*Task to complete*: From the listing below, return each line that includes "阿基米德原理".

########

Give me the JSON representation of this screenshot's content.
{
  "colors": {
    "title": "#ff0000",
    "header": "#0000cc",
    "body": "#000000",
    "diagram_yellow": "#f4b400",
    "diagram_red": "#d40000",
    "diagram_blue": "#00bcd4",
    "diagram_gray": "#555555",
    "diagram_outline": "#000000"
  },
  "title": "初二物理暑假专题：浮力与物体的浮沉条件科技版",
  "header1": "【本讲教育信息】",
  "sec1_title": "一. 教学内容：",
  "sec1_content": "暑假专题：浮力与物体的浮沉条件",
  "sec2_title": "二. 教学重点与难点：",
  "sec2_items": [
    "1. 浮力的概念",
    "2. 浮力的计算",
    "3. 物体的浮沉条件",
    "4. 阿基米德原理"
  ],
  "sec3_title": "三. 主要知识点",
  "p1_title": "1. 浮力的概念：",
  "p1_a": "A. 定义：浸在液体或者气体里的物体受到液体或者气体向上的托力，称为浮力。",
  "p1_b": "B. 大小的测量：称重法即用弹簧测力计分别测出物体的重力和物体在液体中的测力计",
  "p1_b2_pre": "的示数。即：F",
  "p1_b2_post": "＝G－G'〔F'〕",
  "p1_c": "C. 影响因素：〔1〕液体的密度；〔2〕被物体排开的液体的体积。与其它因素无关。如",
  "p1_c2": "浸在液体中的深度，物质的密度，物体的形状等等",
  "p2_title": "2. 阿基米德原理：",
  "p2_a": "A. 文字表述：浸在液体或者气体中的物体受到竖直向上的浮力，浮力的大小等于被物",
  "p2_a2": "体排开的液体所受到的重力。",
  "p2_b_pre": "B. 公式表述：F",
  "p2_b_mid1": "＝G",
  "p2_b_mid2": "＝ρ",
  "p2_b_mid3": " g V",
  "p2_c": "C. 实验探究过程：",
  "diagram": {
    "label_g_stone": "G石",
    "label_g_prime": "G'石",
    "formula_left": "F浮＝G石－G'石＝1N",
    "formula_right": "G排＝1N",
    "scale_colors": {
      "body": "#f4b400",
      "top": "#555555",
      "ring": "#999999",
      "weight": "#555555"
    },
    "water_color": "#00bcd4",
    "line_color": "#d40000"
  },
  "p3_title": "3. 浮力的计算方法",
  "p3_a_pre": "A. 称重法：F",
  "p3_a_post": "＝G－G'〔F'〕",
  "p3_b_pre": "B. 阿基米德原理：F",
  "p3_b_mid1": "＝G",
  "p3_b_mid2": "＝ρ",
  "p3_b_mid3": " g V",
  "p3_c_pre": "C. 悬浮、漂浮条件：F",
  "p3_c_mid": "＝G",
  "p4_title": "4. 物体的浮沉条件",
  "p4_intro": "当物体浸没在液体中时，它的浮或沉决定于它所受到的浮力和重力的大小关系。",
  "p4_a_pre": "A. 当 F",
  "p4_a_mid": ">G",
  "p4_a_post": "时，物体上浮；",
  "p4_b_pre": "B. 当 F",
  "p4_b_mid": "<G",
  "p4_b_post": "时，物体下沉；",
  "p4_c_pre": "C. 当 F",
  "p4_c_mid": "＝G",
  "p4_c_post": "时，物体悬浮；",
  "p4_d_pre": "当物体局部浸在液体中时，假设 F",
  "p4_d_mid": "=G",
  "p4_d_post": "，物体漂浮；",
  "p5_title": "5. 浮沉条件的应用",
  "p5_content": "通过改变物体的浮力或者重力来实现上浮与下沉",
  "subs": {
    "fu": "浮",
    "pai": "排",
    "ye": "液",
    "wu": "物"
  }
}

########

*Result for this exercise*:
    "4. 阿基米德原理"
  "p2_title": "2. 阿基米德原理：",
  "p3_b_pre": "B. 阿基米德原理：F",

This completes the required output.